--- Provided records ---
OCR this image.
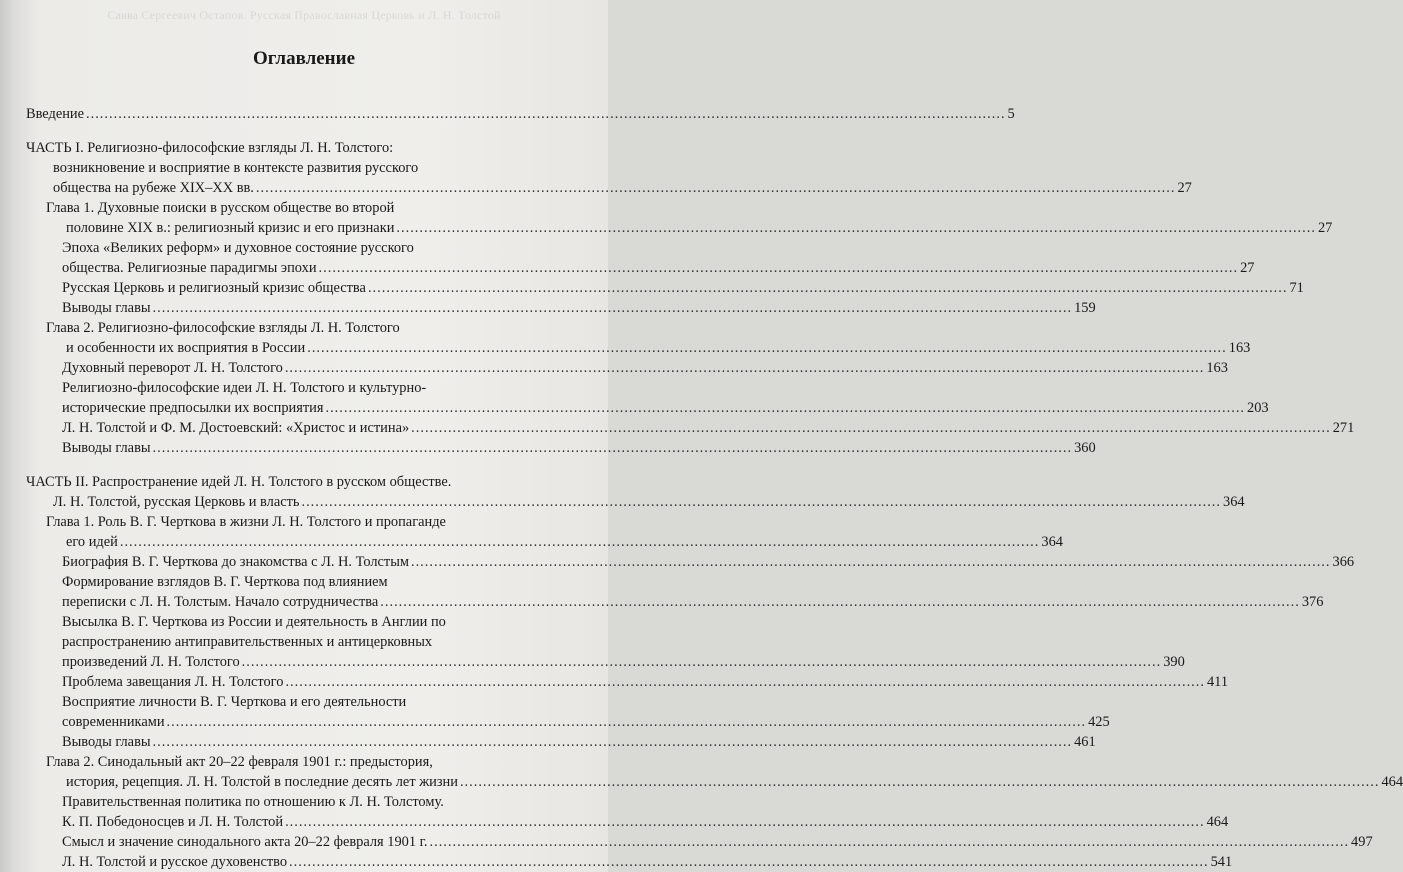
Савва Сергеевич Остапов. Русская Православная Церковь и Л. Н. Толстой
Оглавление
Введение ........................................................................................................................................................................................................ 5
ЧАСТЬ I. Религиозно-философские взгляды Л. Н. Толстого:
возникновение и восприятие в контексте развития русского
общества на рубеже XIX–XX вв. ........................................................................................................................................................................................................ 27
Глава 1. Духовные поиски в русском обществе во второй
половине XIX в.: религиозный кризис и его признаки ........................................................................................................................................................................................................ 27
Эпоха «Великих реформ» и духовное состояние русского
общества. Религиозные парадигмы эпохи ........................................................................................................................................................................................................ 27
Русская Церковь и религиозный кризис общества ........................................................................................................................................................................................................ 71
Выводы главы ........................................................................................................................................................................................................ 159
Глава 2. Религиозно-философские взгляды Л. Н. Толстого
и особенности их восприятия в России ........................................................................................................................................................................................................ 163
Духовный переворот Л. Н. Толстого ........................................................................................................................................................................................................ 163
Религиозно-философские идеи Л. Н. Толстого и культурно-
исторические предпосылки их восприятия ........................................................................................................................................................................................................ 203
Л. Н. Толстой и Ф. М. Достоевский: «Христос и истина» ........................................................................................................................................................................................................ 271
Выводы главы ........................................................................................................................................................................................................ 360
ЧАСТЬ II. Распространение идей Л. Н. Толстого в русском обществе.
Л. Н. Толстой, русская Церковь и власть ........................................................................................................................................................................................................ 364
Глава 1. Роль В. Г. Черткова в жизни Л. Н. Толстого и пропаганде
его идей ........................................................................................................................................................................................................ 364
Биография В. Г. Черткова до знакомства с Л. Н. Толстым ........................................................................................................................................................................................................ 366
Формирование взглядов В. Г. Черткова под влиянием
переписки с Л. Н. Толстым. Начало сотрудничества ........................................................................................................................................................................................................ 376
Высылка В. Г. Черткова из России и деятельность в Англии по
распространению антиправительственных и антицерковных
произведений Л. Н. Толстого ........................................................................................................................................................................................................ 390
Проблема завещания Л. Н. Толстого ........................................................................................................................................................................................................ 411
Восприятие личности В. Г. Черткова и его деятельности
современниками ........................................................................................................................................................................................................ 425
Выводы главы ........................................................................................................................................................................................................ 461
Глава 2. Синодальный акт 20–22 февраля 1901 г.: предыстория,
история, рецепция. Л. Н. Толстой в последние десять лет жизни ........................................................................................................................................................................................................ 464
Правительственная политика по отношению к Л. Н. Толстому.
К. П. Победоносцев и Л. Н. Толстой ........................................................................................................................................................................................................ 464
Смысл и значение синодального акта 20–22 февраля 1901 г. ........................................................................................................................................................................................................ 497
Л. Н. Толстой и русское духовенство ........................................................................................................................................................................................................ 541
---
Exercise details:
Report only how many lines in the listing contain the string "ЧАСТЬ".

Response below:
2